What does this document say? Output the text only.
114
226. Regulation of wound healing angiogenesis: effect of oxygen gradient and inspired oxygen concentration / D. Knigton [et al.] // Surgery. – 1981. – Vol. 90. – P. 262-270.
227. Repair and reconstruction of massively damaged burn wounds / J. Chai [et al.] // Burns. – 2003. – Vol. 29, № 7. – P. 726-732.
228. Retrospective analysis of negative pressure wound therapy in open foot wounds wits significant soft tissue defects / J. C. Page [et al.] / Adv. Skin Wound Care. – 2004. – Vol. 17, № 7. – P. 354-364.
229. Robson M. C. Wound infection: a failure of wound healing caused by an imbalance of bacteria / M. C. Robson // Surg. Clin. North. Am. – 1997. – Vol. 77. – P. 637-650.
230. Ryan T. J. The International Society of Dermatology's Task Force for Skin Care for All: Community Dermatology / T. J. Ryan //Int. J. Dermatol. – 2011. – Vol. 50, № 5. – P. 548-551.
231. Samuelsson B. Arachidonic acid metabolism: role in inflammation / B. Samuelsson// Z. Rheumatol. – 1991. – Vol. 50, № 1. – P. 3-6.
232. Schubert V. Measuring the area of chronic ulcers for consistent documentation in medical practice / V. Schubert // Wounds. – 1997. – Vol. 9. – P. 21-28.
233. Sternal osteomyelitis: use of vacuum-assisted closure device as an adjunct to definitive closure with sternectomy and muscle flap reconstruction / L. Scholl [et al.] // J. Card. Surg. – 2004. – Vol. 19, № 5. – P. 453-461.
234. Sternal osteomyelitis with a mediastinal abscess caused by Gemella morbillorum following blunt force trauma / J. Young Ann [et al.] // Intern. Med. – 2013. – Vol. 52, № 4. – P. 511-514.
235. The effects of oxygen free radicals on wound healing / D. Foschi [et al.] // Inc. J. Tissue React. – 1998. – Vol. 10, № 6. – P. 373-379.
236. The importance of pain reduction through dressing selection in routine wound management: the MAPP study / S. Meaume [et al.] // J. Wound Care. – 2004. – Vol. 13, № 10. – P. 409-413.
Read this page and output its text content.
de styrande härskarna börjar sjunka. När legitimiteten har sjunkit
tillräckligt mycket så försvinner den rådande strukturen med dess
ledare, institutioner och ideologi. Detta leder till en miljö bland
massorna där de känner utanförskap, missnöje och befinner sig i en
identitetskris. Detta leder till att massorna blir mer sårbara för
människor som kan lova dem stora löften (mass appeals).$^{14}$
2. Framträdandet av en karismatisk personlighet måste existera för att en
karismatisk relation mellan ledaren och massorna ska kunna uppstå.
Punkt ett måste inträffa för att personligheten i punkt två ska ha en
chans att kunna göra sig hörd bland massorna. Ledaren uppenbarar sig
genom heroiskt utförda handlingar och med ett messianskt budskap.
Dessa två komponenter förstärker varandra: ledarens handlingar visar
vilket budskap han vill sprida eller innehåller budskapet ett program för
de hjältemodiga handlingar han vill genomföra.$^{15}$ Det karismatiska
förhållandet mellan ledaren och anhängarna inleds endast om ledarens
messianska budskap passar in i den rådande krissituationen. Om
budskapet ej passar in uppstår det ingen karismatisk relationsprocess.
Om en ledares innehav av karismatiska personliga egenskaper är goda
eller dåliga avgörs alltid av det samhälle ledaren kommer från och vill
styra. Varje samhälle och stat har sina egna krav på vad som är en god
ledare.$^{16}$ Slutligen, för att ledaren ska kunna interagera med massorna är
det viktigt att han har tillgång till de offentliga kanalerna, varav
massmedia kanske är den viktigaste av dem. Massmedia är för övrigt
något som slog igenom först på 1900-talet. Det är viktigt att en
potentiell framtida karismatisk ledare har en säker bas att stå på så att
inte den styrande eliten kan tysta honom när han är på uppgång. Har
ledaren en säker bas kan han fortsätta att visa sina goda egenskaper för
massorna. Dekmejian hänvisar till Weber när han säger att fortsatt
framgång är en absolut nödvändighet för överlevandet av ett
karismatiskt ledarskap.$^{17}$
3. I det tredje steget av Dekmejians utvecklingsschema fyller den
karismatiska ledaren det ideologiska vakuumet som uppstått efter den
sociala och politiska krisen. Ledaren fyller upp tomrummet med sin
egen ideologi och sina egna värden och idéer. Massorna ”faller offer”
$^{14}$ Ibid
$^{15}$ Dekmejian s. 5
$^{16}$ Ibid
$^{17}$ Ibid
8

▸ **Work task**:
From the data above, count the lines that contain "karismatiska" and write only that count.

▸ **Expected answer**:
3